**DATA FOR THIS EXERCISE**
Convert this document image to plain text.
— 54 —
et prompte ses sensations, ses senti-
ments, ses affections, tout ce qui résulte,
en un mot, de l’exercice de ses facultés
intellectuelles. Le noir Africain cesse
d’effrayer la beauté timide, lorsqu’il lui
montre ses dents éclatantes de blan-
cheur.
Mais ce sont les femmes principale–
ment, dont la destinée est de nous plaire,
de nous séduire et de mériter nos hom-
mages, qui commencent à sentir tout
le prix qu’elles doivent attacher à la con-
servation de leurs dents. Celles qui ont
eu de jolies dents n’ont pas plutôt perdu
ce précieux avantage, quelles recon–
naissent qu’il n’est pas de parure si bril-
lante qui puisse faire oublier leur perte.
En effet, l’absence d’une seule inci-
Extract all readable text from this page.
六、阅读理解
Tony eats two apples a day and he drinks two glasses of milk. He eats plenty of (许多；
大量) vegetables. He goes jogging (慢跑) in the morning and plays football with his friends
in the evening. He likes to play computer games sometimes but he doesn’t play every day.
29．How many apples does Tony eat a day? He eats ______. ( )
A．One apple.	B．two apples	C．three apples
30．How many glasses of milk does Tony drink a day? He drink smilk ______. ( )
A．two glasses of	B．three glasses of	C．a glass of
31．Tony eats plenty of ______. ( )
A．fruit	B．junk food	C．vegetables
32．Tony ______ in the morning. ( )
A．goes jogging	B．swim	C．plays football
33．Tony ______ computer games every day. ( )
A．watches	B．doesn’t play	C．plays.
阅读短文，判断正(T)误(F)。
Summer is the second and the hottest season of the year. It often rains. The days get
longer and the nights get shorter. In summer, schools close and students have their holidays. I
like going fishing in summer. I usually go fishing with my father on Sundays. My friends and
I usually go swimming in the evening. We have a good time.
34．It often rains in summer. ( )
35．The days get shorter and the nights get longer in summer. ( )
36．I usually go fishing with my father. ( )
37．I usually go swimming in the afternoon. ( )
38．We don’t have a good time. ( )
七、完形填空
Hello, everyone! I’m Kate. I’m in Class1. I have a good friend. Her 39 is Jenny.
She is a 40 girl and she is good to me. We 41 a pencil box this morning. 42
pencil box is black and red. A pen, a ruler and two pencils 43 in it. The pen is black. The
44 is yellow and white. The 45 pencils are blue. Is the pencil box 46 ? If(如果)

**YOUR OBJECTIVE**
Which lines hold the word "eats"? Copy all of them.

**RESULT OF THE TASK**
Tony eats two apples a day and he drinks two glasses of milk. He eats plenty of (许多；
29．How many apples does Tony eat a day? He eats ______. ( )
31．Tony eats plenty of ______. ( )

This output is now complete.